• **Given task**
Where a line of the listing below includes the word "Caldera", reproduce that line.

(Collected data entries)
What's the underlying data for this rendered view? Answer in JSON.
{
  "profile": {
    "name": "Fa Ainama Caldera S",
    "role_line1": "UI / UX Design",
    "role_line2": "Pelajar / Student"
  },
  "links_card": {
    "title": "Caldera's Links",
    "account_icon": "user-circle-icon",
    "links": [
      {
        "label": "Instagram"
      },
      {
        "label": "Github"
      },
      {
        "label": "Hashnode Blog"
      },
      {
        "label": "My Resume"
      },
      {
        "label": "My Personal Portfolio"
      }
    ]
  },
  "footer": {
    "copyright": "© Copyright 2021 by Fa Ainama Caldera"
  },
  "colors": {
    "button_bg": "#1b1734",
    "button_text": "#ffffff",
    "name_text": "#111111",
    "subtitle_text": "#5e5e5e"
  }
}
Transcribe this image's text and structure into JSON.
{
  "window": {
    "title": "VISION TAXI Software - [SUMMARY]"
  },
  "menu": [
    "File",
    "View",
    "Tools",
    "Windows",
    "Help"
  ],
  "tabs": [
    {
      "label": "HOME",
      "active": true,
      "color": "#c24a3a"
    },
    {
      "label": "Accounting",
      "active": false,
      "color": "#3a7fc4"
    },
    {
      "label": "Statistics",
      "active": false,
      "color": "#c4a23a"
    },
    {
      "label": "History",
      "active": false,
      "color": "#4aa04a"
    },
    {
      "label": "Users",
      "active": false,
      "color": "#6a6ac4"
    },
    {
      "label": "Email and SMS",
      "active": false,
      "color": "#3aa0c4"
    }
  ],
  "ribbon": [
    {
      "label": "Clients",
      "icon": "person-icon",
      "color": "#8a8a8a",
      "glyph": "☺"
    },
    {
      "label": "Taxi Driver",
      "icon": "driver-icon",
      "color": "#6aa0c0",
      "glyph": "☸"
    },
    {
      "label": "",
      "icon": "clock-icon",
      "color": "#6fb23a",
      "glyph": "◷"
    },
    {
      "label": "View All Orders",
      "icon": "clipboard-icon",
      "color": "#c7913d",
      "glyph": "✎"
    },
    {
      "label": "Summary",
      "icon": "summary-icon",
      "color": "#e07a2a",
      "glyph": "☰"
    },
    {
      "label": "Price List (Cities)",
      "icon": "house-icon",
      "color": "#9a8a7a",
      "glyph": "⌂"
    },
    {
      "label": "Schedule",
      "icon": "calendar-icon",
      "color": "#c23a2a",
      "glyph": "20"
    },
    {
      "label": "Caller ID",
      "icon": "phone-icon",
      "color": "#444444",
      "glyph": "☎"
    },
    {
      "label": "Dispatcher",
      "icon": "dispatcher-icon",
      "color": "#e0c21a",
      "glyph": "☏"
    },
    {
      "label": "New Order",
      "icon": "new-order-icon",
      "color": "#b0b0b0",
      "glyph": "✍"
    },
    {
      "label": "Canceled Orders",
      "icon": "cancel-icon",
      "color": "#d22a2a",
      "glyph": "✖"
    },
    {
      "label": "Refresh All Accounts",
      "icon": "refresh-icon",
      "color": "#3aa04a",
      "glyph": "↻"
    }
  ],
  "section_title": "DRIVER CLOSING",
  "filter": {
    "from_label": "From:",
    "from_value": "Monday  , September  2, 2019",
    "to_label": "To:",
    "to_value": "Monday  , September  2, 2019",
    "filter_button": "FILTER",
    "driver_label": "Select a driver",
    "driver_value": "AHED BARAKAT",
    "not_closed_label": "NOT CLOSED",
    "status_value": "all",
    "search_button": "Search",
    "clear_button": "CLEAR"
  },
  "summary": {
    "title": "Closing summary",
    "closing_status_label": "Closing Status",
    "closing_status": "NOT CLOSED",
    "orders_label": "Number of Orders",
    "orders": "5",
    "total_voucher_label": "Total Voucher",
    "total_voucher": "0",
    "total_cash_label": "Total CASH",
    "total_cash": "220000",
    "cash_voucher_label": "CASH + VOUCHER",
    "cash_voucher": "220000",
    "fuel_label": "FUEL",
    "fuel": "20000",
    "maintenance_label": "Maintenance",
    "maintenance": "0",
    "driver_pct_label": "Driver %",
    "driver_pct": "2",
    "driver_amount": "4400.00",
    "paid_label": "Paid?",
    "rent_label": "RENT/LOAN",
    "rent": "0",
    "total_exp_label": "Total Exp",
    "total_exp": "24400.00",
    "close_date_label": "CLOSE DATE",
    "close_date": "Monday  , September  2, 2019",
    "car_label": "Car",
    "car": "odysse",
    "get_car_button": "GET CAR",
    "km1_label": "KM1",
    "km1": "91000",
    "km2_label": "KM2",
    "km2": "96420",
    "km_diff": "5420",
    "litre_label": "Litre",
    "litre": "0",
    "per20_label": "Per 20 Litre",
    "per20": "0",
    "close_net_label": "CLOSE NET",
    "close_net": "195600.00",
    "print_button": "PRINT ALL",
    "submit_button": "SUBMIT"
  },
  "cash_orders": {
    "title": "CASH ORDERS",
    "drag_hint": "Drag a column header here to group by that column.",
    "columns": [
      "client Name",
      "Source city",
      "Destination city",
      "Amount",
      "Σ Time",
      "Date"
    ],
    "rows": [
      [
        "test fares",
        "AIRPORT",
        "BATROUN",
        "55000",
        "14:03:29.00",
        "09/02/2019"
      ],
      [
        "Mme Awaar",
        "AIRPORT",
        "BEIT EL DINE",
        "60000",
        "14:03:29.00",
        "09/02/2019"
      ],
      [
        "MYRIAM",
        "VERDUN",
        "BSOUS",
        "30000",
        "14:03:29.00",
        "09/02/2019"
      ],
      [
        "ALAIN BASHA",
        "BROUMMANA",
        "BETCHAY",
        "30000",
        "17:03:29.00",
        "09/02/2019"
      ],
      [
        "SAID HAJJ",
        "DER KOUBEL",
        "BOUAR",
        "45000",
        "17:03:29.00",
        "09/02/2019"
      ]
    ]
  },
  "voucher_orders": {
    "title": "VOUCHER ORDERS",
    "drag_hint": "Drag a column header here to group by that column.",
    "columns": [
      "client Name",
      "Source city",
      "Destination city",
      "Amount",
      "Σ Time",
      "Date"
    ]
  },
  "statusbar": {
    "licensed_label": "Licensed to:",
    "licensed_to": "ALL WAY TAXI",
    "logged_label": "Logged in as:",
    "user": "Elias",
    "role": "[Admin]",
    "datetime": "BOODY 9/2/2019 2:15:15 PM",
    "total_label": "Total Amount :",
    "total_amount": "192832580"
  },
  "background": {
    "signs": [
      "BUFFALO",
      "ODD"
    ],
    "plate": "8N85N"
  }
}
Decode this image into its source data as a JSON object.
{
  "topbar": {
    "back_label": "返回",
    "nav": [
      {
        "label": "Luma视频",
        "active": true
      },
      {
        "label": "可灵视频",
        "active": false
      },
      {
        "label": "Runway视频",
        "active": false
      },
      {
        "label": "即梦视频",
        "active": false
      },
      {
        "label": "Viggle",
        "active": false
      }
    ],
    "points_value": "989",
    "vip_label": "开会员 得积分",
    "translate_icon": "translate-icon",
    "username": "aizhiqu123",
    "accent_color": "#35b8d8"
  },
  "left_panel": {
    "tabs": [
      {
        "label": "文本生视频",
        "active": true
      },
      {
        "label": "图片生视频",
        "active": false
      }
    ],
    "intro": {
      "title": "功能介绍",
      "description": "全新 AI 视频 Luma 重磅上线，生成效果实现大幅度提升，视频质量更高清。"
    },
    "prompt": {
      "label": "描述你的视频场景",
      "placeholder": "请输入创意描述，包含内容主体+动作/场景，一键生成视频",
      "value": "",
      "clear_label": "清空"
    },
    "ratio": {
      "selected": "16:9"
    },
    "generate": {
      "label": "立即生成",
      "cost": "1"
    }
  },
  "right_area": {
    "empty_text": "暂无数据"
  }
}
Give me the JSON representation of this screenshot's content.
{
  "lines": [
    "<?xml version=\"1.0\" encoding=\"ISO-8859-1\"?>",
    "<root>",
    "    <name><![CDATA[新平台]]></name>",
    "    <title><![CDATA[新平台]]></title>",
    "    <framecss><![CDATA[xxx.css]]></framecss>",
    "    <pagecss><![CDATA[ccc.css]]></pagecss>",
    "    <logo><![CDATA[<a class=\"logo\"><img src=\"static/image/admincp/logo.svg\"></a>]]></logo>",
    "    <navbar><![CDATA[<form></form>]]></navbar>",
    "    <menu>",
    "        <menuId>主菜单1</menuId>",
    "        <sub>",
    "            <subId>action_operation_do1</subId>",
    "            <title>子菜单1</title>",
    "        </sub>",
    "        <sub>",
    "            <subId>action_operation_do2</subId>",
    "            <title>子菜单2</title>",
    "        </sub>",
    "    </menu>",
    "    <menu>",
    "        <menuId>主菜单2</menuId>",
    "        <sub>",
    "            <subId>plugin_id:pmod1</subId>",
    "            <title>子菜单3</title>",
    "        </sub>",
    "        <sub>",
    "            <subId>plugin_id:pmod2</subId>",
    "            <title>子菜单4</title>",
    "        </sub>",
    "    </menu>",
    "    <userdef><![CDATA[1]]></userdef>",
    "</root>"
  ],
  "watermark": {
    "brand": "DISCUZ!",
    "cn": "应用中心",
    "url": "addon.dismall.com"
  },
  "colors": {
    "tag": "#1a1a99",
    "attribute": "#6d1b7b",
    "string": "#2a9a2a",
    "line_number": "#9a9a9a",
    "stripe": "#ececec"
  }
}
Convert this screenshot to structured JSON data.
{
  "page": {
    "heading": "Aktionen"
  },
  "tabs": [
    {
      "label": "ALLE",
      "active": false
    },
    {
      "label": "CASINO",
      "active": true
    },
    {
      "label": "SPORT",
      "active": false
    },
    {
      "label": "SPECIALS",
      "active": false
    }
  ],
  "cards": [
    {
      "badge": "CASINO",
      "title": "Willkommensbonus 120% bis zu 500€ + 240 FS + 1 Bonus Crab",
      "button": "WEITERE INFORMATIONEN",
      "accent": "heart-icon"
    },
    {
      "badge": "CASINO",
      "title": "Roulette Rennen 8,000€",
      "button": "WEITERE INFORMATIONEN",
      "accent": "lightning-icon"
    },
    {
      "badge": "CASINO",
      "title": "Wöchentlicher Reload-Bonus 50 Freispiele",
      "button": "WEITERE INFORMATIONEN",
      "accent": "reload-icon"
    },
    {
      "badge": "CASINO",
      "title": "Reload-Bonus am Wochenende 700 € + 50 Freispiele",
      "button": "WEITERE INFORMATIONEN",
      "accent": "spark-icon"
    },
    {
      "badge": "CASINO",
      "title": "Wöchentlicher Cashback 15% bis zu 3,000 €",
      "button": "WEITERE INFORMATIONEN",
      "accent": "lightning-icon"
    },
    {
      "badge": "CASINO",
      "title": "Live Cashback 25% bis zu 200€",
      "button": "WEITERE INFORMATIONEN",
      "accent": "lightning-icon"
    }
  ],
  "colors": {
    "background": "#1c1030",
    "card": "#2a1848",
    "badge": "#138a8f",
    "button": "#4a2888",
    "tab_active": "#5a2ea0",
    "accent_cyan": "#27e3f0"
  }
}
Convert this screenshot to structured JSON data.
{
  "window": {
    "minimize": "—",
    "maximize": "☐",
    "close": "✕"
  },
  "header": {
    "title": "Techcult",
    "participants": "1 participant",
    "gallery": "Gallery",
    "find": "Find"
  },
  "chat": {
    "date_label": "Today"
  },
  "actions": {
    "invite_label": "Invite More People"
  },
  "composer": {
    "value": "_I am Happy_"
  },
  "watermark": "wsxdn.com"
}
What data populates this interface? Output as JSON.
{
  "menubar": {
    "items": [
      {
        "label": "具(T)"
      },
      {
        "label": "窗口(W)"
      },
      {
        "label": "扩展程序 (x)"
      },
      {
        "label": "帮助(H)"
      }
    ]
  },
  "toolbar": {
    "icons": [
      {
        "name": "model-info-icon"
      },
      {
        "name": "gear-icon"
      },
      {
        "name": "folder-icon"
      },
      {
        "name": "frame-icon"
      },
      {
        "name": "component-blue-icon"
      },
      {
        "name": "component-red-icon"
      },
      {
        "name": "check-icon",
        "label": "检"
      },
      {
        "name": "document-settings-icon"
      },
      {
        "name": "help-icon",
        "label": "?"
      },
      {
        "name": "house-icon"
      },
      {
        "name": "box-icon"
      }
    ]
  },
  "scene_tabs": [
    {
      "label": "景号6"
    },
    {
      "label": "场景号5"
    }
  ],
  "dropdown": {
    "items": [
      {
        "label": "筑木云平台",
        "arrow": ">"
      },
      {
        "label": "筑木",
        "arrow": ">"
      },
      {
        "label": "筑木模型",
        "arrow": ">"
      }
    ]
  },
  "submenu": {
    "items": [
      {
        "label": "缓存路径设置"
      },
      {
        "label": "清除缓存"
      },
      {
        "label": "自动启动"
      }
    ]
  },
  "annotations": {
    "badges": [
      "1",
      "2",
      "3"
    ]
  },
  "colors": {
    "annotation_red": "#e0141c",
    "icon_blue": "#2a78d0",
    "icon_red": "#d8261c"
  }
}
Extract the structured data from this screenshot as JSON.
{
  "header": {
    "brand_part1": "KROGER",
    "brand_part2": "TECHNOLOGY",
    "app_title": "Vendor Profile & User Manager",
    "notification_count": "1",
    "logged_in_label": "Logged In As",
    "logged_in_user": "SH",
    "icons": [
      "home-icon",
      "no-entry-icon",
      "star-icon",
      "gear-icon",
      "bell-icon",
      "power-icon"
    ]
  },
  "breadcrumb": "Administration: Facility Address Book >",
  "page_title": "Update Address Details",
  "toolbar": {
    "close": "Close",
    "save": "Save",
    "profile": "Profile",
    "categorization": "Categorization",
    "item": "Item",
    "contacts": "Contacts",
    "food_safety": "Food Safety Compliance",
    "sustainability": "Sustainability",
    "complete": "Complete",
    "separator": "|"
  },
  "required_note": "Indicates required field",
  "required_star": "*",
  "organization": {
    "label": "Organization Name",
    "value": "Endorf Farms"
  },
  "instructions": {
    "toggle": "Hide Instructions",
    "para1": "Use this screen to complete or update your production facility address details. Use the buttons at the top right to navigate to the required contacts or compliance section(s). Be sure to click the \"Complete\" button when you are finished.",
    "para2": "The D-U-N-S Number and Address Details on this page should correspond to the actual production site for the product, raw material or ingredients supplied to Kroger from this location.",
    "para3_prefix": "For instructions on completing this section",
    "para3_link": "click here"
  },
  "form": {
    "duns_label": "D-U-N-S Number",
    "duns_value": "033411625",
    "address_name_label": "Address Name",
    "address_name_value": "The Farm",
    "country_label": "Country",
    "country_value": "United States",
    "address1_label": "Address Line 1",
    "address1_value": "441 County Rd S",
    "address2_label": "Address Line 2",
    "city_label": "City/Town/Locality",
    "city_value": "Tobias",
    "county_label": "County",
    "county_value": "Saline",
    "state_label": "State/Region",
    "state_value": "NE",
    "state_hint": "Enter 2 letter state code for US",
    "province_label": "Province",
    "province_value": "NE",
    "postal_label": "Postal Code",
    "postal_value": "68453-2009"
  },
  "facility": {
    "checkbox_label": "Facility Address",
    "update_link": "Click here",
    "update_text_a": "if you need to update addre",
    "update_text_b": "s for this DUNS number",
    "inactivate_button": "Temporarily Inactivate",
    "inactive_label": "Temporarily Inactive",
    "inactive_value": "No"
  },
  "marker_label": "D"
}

• **Correct output**
    "name": "Fa Ainama Caldera S",
    "title": "Caldera's Links",
    "copyright": "© Copyright 2021 by Fa Ainama Caldera"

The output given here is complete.